* Records supplied
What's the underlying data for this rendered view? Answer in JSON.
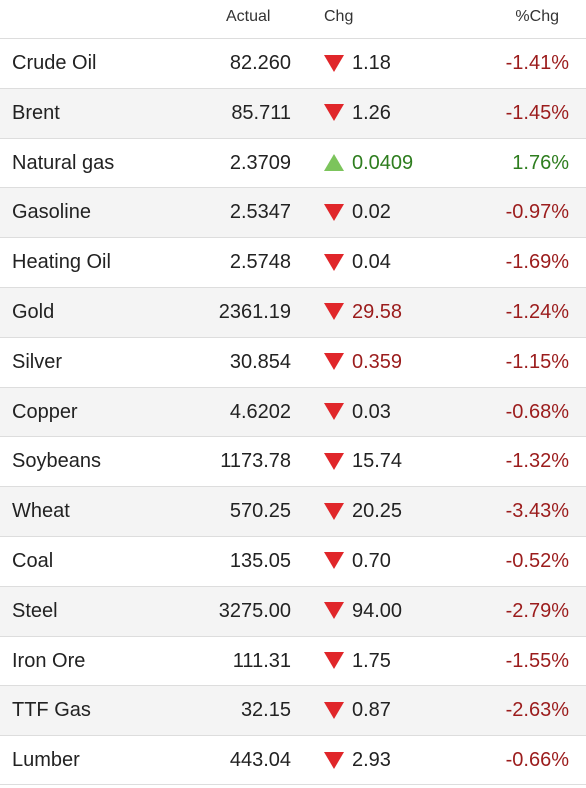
{
  "header": {
    "actual": "Actual",
    "chg": "Chg",
    "pct": "%Chg"
  },
  "colors": {
    "down_arrow": "#e0262a",
    "up_arrow": "#7cc45c",
    "negative_text": "#9b1c1c",
    "positive_text": "#2e7d1e",
    "stripe": "#f4f4f4"
  },
  "rows": [
    {
      "name": "Crude Oil",
      "actual": "82.260",
      "chg": "1.18",
      "pct": "-1.41%",
      "dir": "down",
      "chg_color": "neutral"
    },
    {
      "name": "Brent",
      "actual": "85.711",
      "chg": "1.26",
      "pct": "-1.45%",
      "dir": "down",
      "chg_color": "neutral"
    },
    {
      "name": "Natural gas",
      "actual": "2.3709",
      "chg": "0.0409",
      "pct": "1.76%",
      "dir": "up",
      "chg_color": "green"
    },
    {
      "name": "Gasoline",
      "actual": "2.5347",
      "chg": "0.02",
      "pct": "-0.97%",
      "dir": "down",
      "chg_color": "neutral"
    },
    {
      "name": "Heating Oil",
      "actual": "2.5748",
      "chg": "0.04",
      "pct": "-1.69%",
      "dir": "down",
      "chg_color": "neutral"
    },
    {
      "name": "Gold",
      "actual": "2361.19",
      "chg": "29.58",
      "pct": "-1.24%",
      "dir": "down",
      "chg_color": "red"
    },
    {
      "name": "Silver",
      "actual": "30.854",
      "chg": "0.359",
      "pct": "-1.15%",
      "dir": "down",
      "chg_color": "red"
    },
    {
      "name": "Copper",
      "actual": "4.6202",
      "chg": "0.03",
      "pct": "-0.68%",
      "dir": "down",
      "chg_color": "neutral"
    },
    {
      "name": "Soybeans",
      "actual": "1173.78",
      "chg": "15.74",
      "pct": "-1.32%",
      "dir": "down",
      "chg_color": "neutral"
    },
    {
      "name": "Wheat",
      "actual": "570.25",
      "chg": "20.25",
      "pct": "-3.43%",
      "dir": "down",
      "chg_color": "neutral"
    },
    {
      "name": "Coal",
      "actual": "135.05",
      "chg": "0.70",
      "pct": "-0.52%",
      "dir": "down",
      "chg_color": "neutral"
    },
    {
      "name": "Steel",
      "actual": "3275.00",
      "chg": "94.00",
      "pct": "-2.79%",
      "dir": "down",
      "chg_color": "neutral"
    },
    {
      "name": "Iron Ore",
      "actual": "111.31",
      "chg": "1.75",
      "pct": "-1.55%",
      "dir": "down",
      "chg_color": "neutral"
    },
    {
      "name": "TTF Gas",
      "actual": "32.15",
      "chg": "0.87",
      "pct": "-2.63%",
      "dir": "down",
      "chg_color": "neutral"
    },
    {
      "name": "Lumber",
      "actual": "443.04",
      "chg": "2.93",
      "pct": "-0.66%",
      "dir": "down",
      "chg_color": "neutral"
    }
  ]
}
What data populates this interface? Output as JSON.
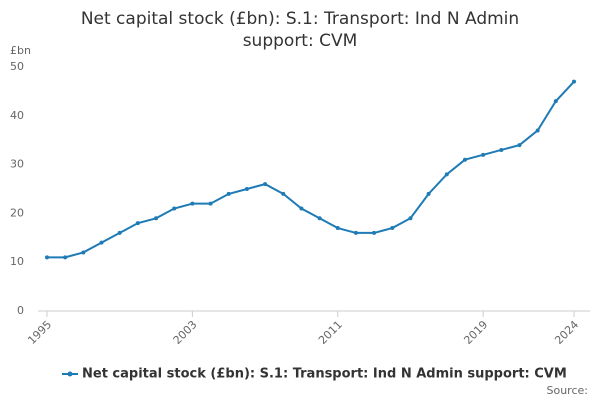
{
  "chart_data": {
    "type": "line",
    "title": "Net capital stock (£bn): S.1: Transport: Ind N Admin support: CVM",
    "y_unit": "£bn",
    "source": "Source:",
    "x": [
      1995,
      1996,
      1997,
      1998,
      1999,
      2000,
      2001,
      2002,
      2003,
      2004,
      2005,
      2006,
      2007,
      2008,
      2009,
      2010,
      2011,
      2012,
      2013,
      2014,
      2015,
      2016,
      2017,
      2018,
      2019,
      2020,
      2021,
      2022,
      2023,
      2024
    ],
    "series": [
      {
        "name": "Net capital stock (£bn): S.1: Transport: Ind N Admin support: CVM",
        "color": "#1f7bb6",
        "values": [
          11,
          11,
          12,
          14,
          16,
          18,
          19,
          21,
          22,
          22,
          24,
          25,
          26,
          24,
          21,
          19,
          17,
          16,
          16,
          17,
          19,
          24,
          28,
          31,
          32,
          33,
          34,
          37,
          43,
          47
        ]
      }
    ],
    "xlim": [
      1995,
      2024
    ],
    "xticks": [
      1995,
      2003,
      2011,
      2019,
      2024
    ],
    "ylim": [
      0,
      50
    ],
    "yticks": [
      0,
      10,
      20,
      30,
      40,
      50
    ],
    "grid": true,
    "legend": "bottom"
  }
}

* Exercise task
Copy out all lines where the word "Admin" appears.

* Task result
    "title": "Net capital stock (£bn): S.1: Transport: Ind N Admin support: CVM",
        "name": "Net capital stock (£bn): S.1: Transport: Ind N Admin support: CVM",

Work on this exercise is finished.